- _INPUT ROWS_:
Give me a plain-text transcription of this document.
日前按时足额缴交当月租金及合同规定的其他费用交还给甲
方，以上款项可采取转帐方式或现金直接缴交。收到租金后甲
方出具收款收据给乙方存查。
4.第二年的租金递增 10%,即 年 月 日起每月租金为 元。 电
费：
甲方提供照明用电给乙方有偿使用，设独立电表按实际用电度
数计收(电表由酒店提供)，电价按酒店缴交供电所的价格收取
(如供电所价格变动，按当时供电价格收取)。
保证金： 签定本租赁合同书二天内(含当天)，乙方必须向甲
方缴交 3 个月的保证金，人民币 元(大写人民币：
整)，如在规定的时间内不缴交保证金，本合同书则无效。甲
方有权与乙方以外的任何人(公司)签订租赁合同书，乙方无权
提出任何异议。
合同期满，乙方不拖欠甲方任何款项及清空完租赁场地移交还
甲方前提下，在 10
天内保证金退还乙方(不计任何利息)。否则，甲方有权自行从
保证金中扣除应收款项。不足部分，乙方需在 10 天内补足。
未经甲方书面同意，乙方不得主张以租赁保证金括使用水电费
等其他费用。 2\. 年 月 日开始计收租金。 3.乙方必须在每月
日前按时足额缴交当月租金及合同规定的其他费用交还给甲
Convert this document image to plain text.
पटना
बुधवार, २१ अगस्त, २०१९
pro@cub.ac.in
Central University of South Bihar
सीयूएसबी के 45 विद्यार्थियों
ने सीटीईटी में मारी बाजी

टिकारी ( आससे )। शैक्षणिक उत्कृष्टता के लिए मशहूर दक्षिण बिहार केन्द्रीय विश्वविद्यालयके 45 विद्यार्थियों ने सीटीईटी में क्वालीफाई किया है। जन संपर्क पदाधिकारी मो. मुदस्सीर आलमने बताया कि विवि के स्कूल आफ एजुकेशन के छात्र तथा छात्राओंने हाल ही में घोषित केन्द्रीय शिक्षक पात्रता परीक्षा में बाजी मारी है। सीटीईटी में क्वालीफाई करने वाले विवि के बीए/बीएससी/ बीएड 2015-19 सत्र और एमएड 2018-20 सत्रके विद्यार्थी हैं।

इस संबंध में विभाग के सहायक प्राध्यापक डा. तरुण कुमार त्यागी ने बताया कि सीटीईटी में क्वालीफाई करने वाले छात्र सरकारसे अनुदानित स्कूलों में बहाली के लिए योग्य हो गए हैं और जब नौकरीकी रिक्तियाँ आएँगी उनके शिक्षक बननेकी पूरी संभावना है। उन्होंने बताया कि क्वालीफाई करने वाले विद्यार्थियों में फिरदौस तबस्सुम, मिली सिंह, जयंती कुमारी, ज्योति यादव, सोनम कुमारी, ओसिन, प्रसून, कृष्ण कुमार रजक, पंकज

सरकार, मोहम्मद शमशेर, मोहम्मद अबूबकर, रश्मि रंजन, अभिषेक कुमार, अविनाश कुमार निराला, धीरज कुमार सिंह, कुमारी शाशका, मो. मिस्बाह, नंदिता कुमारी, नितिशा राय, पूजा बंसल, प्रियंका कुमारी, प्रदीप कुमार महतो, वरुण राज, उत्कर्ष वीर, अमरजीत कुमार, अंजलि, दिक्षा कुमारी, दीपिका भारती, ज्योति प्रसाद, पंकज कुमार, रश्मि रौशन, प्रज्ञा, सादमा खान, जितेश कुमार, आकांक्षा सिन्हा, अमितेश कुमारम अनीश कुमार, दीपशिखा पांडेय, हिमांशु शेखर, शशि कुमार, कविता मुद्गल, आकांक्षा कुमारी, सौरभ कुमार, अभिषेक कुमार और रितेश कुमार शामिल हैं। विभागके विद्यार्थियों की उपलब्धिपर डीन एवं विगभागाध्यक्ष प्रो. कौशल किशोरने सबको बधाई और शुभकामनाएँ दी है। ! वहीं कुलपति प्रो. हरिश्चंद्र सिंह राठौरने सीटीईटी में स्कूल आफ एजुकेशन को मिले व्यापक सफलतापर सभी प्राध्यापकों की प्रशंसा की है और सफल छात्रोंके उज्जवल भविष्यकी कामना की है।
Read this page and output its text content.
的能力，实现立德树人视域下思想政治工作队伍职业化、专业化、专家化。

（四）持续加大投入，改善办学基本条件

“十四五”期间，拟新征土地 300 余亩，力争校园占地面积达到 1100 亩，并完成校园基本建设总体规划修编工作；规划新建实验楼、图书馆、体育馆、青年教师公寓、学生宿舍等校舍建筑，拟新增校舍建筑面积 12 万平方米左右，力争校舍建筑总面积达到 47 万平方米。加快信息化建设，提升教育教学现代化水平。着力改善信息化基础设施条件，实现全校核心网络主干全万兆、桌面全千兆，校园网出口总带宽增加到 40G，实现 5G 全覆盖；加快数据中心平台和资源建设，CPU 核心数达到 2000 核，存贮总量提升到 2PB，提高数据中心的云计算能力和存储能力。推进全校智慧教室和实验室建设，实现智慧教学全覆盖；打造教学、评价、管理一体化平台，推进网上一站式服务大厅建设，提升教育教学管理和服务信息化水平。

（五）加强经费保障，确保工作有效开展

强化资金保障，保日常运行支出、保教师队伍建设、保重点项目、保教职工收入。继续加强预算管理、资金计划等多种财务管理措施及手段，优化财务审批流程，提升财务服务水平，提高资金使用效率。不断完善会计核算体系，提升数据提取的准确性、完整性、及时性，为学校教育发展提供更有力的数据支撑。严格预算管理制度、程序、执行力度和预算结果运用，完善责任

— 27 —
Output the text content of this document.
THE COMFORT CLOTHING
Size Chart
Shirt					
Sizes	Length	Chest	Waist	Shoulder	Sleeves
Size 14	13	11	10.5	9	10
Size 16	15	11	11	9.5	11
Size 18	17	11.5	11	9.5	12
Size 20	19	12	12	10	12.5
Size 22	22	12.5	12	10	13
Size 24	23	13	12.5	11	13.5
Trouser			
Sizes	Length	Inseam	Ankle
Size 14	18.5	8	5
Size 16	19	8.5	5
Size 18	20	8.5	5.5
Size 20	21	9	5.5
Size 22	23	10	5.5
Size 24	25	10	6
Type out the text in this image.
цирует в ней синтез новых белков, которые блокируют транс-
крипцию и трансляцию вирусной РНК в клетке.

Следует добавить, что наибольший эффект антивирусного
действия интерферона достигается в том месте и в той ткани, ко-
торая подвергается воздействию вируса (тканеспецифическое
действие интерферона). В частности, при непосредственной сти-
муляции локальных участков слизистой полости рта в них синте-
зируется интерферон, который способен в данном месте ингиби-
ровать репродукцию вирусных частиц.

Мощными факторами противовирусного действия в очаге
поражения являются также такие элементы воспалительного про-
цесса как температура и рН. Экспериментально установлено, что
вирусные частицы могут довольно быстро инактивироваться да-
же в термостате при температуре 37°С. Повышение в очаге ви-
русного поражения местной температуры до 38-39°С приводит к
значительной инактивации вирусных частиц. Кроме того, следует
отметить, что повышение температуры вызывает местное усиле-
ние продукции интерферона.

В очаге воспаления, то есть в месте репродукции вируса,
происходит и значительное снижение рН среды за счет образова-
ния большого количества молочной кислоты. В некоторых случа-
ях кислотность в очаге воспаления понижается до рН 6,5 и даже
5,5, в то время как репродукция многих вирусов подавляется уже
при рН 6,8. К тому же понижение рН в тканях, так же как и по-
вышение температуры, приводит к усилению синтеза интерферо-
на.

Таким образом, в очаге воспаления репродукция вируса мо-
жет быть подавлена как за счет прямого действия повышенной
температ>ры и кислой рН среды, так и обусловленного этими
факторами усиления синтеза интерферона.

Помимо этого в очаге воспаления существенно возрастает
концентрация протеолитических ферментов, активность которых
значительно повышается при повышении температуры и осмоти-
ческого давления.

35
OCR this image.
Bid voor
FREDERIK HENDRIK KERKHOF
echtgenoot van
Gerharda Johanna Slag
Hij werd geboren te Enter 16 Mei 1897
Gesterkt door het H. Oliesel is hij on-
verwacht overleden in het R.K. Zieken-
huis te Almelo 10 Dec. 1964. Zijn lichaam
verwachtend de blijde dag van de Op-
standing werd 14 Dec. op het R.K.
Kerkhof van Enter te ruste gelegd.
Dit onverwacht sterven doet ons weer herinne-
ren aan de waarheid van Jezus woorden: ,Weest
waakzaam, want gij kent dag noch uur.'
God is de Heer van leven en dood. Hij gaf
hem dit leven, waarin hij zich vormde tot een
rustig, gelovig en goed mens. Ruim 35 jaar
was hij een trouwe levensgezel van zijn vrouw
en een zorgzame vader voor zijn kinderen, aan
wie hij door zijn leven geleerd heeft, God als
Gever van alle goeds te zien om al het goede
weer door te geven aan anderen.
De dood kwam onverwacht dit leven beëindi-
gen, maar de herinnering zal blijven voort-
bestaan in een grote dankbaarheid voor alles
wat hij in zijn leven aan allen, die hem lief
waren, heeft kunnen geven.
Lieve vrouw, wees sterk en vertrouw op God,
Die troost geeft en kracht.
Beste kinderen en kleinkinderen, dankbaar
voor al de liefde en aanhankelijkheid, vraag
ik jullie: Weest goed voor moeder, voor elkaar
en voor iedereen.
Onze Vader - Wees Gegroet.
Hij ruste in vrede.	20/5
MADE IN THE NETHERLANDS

- _WHAT YOU SHOULD DO_: Your task is to list each line of the records with the word "onverwacht".

- _EXERCISE SOLUTION_:
Dit onverwacht sterven doet ons weer herinne-
De dood kwam onverwacht dit leven beëindi-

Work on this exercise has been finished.